Description of the task
Using the records below, count the lines with "child" in them. Give the number only.
>> start Provided information
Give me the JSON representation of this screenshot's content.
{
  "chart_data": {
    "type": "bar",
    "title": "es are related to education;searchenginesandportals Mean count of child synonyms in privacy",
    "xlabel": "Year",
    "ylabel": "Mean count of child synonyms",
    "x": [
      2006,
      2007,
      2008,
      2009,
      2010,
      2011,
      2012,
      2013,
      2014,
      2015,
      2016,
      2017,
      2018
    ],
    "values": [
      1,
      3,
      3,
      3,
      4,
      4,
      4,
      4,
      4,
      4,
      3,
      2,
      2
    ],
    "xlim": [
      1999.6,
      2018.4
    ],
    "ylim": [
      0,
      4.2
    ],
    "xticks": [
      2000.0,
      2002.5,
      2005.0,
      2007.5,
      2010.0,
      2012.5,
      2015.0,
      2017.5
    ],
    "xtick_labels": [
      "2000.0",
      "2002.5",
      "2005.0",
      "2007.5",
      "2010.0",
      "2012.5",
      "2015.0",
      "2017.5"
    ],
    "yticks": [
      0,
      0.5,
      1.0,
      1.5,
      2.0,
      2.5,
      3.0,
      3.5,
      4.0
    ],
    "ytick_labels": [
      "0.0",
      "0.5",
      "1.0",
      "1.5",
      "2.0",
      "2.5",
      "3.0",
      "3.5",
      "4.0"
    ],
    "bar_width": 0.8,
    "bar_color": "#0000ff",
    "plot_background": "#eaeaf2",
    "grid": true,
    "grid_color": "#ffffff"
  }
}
>> end Provided information
Solution
2